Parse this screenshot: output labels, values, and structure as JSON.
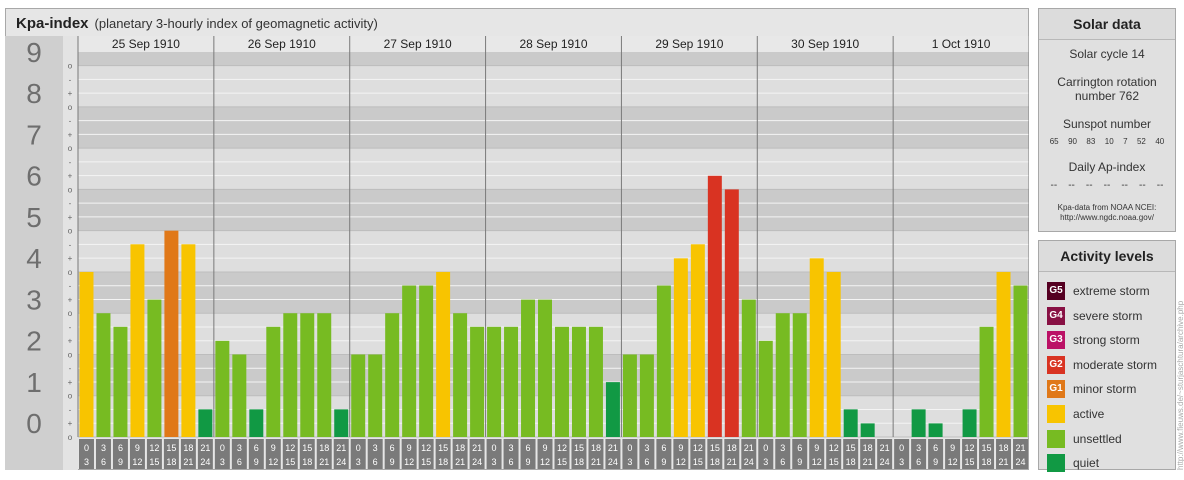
{
  "header": {
    "title": "Kpa-index",
    "subtitle": "(planetary 3-hourly index of geomagnetic activity)"
  },
  "chart_data": {
    "type": "bar",
    "days": [
      "25 Sep 1910",
      "26 Sep 1910",
      "27 Sep 1910",
      "28 Sep 1910",
      "29 Sep 1910",
      "30 Sep 1910",
      "1 Oct 1910"
    ],
    "interval_labels": [
      [
        "0",
        "3"
      ],
      [
        "3",
        "6"
      ],
      [
        "6",
        "9"
      ],
      [
        "9",
        "12"
      ],
      [
        "12",
        "15"
      ],
      [
        "15",
        "18"
      ],
      [
        "18",
        "21"
      ],
      [
        "21",
        "24"
      ]
    ],
    "y_tick_labels": [
      "0",
      "1",
      "2",
      "3",
      "4",
      "5",
      "6",
      "7",
      "8",
      "9"
    ],
    "y_minor_labels": [
      "o",
      "+",
      "-"
    ],
    "ylim": [
      0,
      9.33
    ],
    "values": [
      4,
      3,
      2.67,
      4.67,
      3.33,
      5,
      4.67,
      0.67,
      2.33,
      2,
      0.67,
      2.67,
      3,
      3,
      3,
      0.67,
      2,
      2,
      3,
      3.67,
      3.67,
      4,
      3,
      2.67,
      2.67,
      2.67,
      3.33,
      3.33,
      2.67,
      2.67,
      2.67,
      1.33,
      2,
      2,
      3.67,
      4.33,
      4.67,
      6.33,
      6,
      3.33,
      2.33,
      3,
      3,
      4.33,
      4,
      0.67,
      0.33,
      0,
      0,
      0.67,
      0.33,
      0,
      0.67,
      2.67,
      4,
      3.67
    ],
    "level_colors": {
      "quiet": "#119944",
      "unsettled": "#77bb22",
      "active": "#f8c400",
      "G1": "#e07818",
      "G2": "#d93322",
      "G3": "#bb1166",
      "G4": "#881144",
      "G5": "#550022"
    },
    "grid": true
  },
  "solar": {
    "heading": "Solar data",
    "cycle": "Solar cycle 14",
    "carrington_line1": "Carrington rotation",
    "carrington_line2": "number 762",
    "sunspot_label": "Sunspot number",
    "sunspots": [
      "65",
      "90",
      "83",
      "10",
      "7",
      "52",
      "40"
    ],
    "ap_label": "Daily Ap-index",
    "ap_values": [
      "--",
      "--",
      "--",
      "--",
      "--",
      "--",
      "--"
    ],
    "credit_line1": "Kpa-data from NOAA NCEI:",
    "credit_line2": "http://www.ngdc.noaa.gov/"
  },
  "levels": {
    "heading": "Activity levels",
    "items": [
      {
        "code": "G5",
        "label": "extreme storm",
        "color": "#550022"
      },
      {
        "code": "G4",
        "label": "severe storm",
        "color": "#881144"
      },
      {
        "code": "G3",
        "label": "strong storm",
        "color": "#bb1166"
      },
      {
        "code": "G2",
        "label": "moderate storm",
        "color": "#d93322"
      },
      {
        "code": "G1",
        "label": "minor storm",
        "color": "#e07818"
      },
      {
        "code": "",
        "label": "active",
        "color": "#f8c400"
      },
      {
        "code": "",
        "label": "unsettled",
        "color": "#77bb22"
      },
      {
        "code": "",
        "label": "quiet",
        "color": "#119944"
      }
    ]
  },
  "side_credit": "http://www.fieuws.de/~sturjaschtura/archive.php"
}
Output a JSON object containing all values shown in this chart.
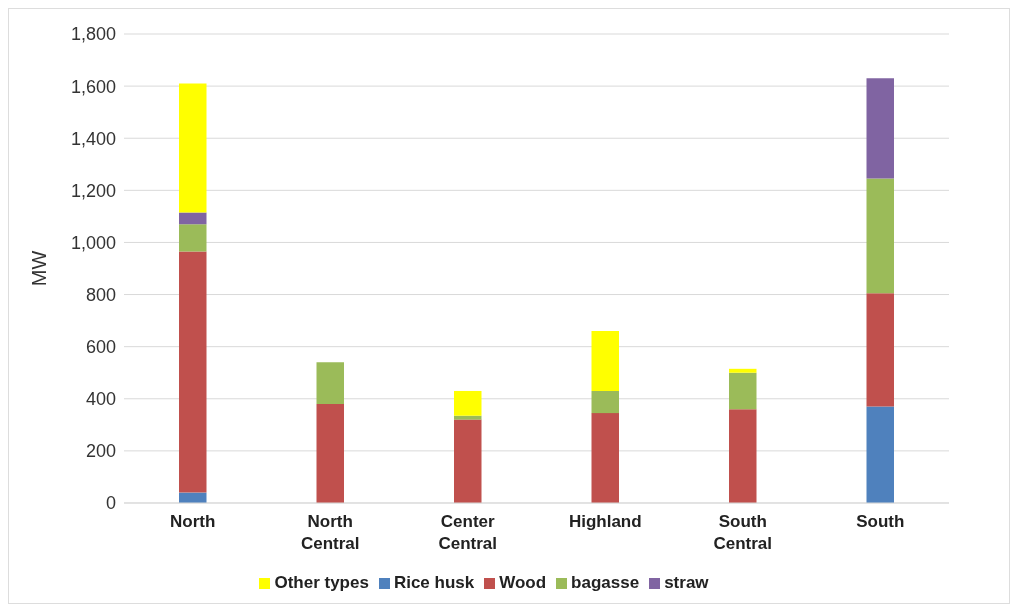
{
  "chart_data": {
    "type": "bar",
    "stacked": true,
    "ylabel": "MW",
    "categories": [
      "North",
      "North Central",
      "Center Central",
      "Highland",
      "South Central",
      "South"
    ],
    "series": [
      {
        "name": "Rice husk",
        "color": "#4f81bd",
        "values": [
          40,
          0,
          0,
          0,
          0,
          370
        ]
      },
      {
        "name": "Wood",
        "color": "#c0504d",
        "values": [
          925,
          380,
          320,
          345,
          360,
          435
        ]
      },
      {
        "name": "bagasse",
        "color": "#9bbb59",
        "values": [
          105,
          160,
          15,
          85,
          140,
          440
        ]
      },
      {
        "name": "straw",
        "color": "#8064a2",
        "values": [
          45,
          0,
          0,
          0,
          0,
          385
        ]
      },
      {
        "name": "Other types",
        "color": "#ffff00",
        "values": [
          495,
          0,
          95,
          230,
          15,
          0
        ]
      }
    ],
    "ylim": [
      0,
      1800
    ],
    "yticks": [
      {
        "value": 0,
        "label": "0"
      },
      {
        "value": 200,
        "label": "200"
      },
      {
        "value": 400,
        "label": "400"
      },
      {
        "value": 600,
        "label": "600"
      },
      {
        "value": 800,
        "label": "800"
      },
      {
        "value": 1000,
        "label": "1,000"
      },
      {
        "value": 1200,
        "label": "1,200"
      },
      {
        "value": 1400,
        "label": "1,400"
      },
      {
        "value": 1600,
        "label": "1,600"
      },
      {
        "value": 1800,
        "label": "1,800"
      }
    ],
    "grid": "y",
    "legend": "bottom"
  }
}
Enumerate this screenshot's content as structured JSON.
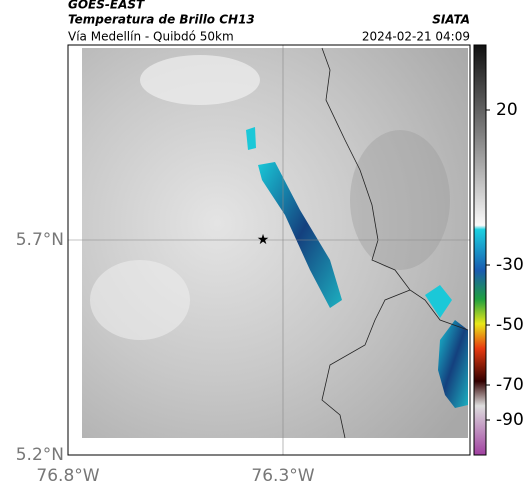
{
  "header": {
    "satellite": "GOES-EAST",
    "product": "Temperatura de Brillo CH13",
    "source": "SIATA",
    "subtitle": "Vía Medellín - Quibdó 50km",
    "timestamp": "2024-02-21 04:09"
  },
  "map": {
    "lat_labels": [
      "5.7°N",
      "5.2°N"
    ],
    "lon_labels": [
      "76.8°W",
      "76.3°W"
    ]
  },
  "colorbar": {
    "labels": [
      "20",
      "-30",
      "-50",
      "-70",
      "-90"
    ]
  }
}
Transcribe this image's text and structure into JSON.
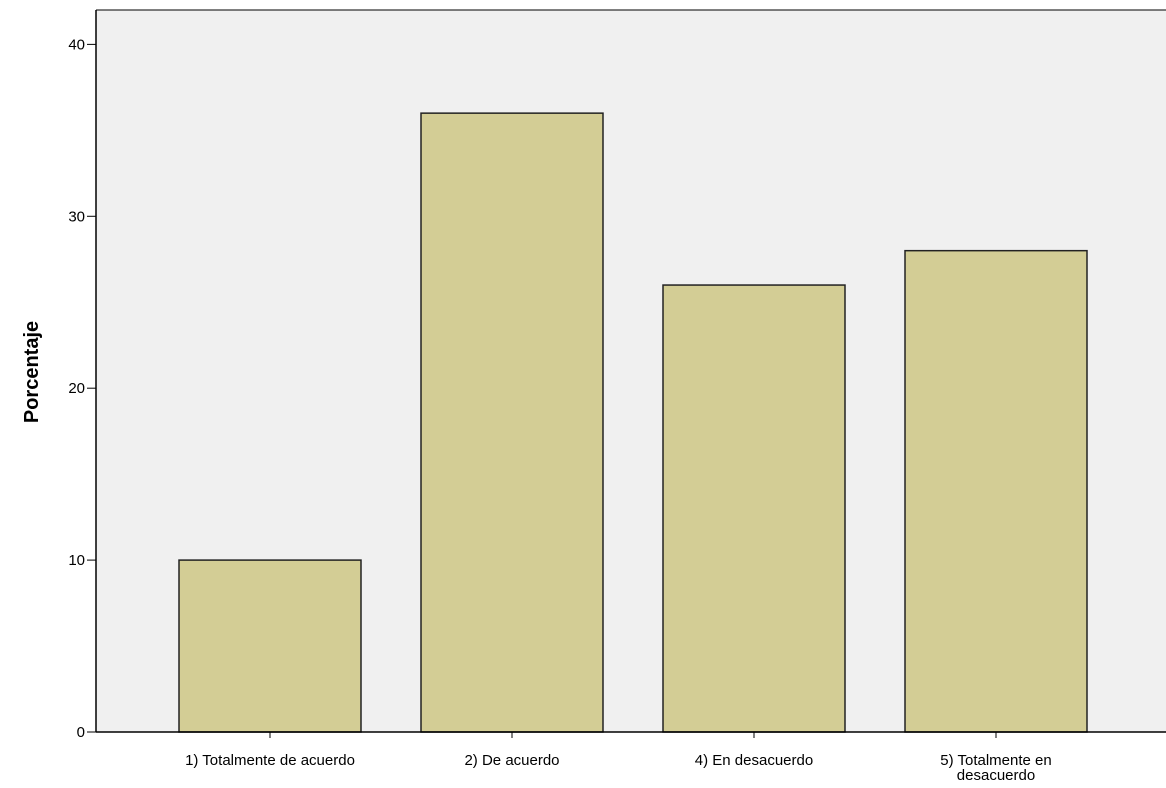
{
  "chart_data": {
    "type": "bar",
    "title": "",
    "xlabel": "",
    "ylabel": "Porcentaje",
    "categories": [
      [
        "1) Totalmente de acuerdo"
      ],
      [
        "2) De acuerdo"
      ],
      [
        "4)  En desacuerdo"
      ],
      [
        "5) Totalmente en",
        "desacuerdo"
      ]
    ],
    "values": [
      10,
      36,
      26,
      28
    ],
    "ylim": [
      0,
      42
    ],
    "yticks": [
      0,
      10,
      20,
      30,
      40
    ],
    "grid": false,
    "legend": "none",
    "colors": {
      "bar_fill": "#d3cd95",
      "bar_stroke": "#222222",
      "plot_background": "#f0f0f0",
      "axis": "#000000"
    }
  }
}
══════════
__Task directions__. Copy every line of the entries above in which "JSON" occurs.

__Output for this exercise__.
Parse this screenshot: output labels, values, and structure as JSON.
Output a JSON object containing all values shown in this chart.
Enumerate this screenshot's content as structured JSON.
Transcribe this image's text and structure into JSON.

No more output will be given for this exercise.